── Dataset excerpts ──
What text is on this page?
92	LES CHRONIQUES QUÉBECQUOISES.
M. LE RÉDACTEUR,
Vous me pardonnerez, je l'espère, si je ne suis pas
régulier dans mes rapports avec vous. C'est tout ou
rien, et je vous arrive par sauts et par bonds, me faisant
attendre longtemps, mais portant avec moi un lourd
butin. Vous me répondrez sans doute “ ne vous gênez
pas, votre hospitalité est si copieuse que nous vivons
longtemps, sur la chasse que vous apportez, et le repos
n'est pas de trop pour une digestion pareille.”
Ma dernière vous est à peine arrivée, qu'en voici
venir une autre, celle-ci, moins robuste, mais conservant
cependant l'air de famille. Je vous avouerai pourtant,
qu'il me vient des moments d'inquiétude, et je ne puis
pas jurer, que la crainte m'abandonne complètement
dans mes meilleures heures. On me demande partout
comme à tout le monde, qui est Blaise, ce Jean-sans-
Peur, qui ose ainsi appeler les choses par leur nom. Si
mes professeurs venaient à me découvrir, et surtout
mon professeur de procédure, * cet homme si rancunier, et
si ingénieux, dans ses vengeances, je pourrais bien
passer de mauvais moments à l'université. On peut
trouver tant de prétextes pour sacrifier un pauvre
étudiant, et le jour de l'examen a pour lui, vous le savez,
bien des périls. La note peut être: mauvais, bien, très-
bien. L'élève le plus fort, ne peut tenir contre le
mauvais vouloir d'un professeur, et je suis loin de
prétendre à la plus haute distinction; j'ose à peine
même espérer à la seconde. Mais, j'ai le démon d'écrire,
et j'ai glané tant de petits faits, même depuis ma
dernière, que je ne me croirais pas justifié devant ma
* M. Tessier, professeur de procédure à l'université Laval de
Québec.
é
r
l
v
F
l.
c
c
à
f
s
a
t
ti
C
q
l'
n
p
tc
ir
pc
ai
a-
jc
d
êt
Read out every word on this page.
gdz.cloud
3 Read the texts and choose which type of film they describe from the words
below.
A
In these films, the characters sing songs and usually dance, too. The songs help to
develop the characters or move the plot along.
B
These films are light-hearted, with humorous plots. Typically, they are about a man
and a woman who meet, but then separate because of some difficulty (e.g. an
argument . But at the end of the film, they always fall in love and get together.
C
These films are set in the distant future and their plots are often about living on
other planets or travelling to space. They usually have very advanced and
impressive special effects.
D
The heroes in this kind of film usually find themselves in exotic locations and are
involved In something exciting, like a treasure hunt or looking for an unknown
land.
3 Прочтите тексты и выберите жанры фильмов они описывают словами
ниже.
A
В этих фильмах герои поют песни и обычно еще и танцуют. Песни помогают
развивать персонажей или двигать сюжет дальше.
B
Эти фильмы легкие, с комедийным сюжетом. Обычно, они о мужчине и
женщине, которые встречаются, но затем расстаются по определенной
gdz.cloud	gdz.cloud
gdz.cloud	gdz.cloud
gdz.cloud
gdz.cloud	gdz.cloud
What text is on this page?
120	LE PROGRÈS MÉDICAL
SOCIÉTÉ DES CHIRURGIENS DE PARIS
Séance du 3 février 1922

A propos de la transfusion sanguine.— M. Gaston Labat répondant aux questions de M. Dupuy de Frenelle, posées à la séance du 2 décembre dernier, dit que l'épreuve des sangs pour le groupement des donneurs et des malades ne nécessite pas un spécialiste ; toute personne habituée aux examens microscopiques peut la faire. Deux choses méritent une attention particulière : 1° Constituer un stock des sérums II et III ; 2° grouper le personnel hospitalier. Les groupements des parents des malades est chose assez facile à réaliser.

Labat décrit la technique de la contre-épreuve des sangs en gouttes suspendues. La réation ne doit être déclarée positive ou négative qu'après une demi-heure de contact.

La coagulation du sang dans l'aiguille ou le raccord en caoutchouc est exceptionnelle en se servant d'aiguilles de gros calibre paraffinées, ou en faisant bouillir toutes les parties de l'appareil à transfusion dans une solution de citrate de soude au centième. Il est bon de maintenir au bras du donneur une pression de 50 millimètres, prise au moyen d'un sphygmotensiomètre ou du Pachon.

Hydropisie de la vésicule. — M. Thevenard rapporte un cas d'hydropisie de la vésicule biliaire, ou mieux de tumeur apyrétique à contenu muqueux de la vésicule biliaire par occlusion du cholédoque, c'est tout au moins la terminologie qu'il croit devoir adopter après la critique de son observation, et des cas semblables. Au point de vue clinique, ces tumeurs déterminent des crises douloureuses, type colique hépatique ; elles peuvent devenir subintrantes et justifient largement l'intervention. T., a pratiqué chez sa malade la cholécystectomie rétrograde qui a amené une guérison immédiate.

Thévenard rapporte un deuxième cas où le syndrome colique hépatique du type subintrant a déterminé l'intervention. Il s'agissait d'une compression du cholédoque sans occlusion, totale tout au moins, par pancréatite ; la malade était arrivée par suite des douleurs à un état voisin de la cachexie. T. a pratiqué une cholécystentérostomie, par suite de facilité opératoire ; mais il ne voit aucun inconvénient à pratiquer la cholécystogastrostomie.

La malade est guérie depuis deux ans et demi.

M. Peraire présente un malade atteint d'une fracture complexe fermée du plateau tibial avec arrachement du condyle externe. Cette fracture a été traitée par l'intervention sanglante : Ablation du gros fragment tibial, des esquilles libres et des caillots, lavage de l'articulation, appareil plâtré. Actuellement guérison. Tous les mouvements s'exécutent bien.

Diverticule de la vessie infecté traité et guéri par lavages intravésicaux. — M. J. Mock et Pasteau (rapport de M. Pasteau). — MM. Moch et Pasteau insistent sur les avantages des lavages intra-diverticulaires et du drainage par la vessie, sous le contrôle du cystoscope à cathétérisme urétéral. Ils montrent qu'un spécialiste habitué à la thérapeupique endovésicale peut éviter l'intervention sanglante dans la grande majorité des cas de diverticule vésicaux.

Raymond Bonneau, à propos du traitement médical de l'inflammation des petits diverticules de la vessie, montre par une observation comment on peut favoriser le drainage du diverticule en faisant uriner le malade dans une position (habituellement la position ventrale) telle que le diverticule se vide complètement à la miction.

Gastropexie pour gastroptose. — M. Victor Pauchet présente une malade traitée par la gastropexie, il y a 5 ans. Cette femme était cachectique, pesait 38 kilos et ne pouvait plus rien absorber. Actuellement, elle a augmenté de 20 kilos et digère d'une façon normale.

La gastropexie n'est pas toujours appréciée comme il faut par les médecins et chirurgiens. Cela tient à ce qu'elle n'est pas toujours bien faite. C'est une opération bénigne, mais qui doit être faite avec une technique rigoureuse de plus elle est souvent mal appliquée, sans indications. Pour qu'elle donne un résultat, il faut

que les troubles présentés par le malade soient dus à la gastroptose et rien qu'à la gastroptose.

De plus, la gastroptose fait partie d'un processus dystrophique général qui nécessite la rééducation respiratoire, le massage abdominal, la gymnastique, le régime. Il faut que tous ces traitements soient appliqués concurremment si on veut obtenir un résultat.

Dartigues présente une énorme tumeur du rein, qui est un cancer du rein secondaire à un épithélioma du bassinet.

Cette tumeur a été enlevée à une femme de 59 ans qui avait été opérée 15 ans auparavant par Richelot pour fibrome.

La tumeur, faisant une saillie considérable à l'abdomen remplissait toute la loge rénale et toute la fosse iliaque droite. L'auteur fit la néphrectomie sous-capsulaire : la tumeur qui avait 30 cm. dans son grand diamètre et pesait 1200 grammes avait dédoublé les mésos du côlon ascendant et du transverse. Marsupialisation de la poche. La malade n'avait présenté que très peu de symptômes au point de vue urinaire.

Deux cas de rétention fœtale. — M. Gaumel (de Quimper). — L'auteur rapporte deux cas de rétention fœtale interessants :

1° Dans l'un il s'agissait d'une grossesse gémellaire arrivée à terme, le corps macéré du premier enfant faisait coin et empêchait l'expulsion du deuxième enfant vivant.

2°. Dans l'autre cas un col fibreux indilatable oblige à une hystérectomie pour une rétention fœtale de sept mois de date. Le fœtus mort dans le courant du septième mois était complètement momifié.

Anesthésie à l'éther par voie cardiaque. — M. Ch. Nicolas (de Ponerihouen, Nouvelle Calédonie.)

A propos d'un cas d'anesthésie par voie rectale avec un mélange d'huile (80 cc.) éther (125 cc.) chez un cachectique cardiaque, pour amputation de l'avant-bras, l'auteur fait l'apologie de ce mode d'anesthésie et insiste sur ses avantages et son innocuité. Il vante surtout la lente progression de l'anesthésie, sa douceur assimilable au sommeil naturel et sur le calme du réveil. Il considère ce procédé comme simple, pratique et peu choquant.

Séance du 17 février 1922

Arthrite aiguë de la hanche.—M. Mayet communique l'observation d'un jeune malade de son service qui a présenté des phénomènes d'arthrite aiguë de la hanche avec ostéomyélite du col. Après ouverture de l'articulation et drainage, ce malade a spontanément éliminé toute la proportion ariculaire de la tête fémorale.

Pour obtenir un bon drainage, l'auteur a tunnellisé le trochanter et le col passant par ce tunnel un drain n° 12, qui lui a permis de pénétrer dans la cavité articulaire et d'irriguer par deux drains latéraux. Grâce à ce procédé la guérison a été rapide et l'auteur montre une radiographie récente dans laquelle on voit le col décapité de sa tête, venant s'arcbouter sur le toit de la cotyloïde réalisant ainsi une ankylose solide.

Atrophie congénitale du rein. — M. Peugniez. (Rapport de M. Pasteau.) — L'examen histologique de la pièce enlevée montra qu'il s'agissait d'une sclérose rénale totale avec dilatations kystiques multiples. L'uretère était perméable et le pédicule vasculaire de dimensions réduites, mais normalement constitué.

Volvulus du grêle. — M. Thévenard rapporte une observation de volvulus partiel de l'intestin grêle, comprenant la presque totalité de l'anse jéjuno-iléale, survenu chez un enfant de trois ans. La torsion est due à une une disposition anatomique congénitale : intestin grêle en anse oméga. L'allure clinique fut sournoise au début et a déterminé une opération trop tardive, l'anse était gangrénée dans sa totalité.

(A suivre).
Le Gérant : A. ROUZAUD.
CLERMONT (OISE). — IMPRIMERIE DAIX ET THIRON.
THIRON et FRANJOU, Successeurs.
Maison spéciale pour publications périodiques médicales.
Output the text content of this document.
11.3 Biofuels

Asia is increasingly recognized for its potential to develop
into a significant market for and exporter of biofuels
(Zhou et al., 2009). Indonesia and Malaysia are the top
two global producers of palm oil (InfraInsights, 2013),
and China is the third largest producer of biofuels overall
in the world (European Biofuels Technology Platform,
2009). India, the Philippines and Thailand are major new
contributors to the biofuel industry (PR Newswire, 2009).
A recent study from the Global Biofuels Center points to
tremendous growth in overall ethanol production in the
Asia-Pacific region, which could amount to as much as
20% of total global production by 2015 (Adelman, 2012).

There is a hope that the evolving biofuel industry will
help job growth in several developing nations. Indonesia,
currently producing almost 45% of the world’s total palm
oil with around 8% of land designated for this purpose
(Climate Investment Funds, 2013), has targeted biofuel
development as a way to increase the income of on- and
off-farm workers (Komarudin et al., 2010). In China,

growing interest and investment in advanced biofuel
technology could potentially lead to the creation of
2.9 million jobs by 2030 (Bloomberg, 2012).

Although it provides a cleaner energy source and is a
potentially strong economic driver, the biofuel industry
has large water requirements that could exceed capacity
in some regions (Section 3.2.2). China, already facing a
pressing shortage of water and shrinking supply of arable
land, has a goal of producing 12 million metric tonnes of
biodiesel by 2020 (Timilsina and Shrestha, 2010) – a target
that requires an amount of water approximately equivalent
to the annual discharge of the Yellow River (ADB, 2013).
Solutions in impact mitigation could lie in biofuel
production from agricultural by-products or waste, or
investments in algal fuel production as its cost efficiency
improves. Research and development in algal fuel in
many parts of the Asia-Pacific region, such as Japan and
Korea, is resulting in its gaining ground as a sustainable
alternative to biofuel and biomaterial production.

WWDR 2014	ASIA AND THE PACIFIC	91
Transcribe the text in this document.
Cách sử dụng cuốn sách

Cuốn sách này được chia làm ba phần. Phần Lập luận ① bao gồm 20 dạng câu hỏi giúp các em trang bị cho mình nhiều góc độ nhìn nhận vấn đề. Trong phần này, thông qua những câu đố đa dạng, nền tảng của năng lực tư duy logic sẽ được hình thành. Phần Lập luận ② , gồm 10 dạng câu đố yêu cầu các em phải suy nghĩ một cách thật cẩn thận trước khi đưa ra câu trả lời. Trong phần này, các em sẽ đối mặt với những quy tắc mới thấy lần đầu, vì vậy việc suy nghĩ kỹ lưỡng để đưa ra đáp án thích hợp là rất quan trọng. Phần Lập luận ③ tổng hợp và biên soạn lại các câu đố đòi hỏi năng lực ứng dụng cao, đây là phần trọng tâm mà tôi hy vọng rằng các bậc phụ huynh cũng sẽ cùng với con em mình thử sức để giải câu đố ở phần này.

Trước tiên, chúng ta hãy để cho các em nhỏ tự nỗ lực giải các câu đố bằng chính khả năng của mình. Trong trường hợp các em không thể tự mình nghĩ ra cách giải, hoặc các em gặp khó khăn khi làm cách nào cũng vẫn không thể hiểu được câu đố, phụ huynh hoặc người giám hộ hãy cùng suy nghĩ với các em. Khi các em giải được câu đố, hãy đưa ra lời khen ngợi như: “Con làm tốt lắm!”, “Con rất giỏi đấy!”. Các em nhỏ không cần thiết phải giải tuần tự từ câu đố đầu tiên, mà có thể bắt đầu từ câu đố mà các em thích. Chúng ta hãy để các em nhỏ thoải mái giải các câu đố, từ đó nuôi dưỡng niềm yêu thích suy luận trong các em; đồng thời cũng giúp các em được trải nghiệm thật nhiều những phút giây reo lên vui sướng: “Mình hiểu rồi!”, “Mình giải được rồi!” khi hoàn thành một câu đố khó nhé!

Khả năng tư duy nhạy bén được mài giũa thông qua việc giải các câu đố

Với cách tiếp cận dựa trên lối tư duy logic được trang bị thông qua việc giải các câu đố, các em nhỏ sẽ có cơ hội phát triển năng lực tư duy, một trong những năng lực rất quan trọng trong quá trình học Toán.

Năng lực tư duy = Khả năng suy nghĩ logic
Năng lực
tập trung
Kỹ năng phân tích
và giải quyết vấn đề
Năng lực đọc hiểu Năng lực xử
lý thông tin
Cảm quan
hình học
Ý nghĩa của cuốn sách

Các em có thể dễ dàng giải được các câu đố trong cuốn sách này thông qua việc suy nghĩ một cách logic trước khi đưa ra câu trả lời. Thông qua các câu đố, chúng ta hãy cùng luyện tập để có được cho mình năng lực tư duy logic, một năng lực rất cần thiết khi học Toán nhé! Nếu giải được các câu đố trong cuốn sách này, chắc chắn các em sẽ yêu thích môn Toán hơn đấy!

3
───
> _What is being asked_
From the entries above, return each line with the word "vessie" in it.

> _Written response_
Diverticule de la vessie infecté traité et guéri par lavages intravésicaux. — M. J. Mock et Pasteau (rapport de M. Pasteau). — MM. Moch et Pasteau insistent sur les avantages des lavages intra-diverticulaires et du drainage par la vessie, sous le contrôle du cystoscope à cathétérisme urétéral. Ils montrent qu'un spécialiste habitué à la thérapeupique endovésicale peut éviter l'intervention sanglante dans la grande majorité des cas de diverticule vésicaux.
Raymond Bonneau, à propos du traitement médical de l'inflammation des petits diverticules de la vessie, montre par une observation comment on peut favoriser le drainage du diverticule en faisant uriner le malade dans une position (habituellement la position ventrale) telle que le diverticule se vide complètement à la miction.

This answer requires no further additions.